== EXERCISE OBJECTIVE ==
Return each line containing the string "физического".
---------- RECORDED DATA
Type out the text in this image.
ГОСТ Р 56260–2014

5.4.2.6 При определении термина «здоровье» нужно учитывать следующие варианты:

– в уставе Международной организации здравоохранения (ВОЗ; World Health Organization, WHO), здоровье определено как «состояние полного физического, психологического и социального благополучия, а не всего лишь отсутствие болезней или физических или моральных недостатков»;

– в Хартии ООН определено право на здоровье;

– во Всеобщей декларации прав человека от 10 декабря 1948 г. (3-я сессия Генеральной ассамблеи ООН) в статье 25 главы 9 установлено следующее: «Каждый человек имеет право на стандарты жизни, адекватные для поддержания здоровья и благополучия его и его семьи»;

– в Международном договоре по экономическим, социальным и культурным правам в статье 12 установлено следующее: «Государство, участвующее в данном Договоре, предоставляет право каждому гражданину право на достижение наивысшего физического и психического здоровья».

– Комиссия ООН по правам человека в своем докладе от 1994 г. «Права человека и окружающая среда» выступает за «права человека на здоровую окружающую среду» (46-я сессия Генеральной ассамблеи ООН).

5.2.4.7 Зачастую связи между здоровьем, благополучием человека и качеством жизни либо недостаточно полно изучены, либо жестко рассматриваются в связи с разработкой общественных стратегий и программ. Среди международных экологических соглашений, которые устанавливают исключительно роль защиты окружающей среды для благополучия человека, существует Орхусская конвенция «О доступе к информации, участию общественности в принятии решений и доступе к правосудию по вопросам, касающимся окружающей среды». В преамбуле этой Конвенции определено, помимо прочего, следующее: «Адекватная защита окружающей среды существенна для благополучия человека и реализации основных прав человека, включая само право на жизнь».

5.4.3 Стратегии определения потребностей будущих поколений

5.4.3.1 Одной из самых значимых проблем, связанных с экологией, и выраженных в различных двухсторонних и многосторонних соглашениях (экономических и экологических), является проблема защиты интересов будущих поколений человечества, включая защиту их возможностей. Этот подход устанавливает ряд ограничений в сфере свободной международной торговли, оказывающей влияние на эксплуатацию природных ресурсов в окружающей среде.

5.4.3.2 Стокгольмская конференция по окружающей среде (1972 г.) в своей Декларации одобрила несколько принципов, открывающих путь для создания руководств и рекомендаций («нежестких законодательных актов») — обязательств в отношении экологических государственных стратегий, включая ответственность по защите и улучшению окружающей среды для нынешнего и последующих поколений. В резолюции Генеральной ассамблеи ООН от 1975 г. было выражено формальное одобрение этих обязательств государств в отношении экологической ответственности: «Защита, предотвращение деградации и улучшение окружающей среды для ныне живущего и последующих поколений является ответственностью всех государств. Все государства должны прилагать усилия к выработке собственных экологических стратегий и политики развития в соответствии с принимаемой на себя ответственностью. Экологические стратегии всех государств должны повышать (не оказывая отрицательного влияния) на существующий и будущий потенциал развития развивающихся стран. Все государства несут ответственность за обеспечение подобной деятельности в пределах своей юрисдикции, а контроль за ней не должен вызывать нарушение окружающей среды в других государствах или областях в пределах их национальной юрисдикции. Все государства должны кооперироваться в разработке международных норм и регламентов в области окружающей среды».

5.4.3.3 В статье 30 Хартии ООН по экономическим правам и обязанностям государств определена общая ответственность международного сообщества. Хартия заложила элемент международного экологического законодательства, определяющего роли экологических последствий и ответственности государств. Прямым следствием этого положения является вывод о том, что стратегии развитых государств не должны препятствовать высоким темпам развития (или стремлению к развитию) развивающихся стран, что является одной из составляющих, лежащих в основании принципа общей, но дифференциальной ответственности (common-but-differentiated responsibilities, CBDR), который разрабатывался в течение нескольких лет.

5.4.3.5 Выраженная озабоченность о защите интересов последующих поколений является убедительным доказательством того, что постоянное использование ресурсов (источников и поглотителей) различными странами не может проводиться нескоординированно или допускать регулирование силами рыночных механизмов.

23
--------------------
== RESULT OF THIS EXERCISE ==
– в уставе Международной организации здравоохранения (ВОЗ; World Health Organization, WHO), здоровье определено как «состояние полного физического, психологического и социального благополучия, а не всего лишь отсутствие болезней или физических или моральных недостатков»;
– в Международном договоре по экономическим, социальным и культурным правам в статье 12 установлено следующее: «Государство, участвующее в данном Договоре, предоставляет право каждому гражданину право на достижение наивысшего физического и психического здоровья».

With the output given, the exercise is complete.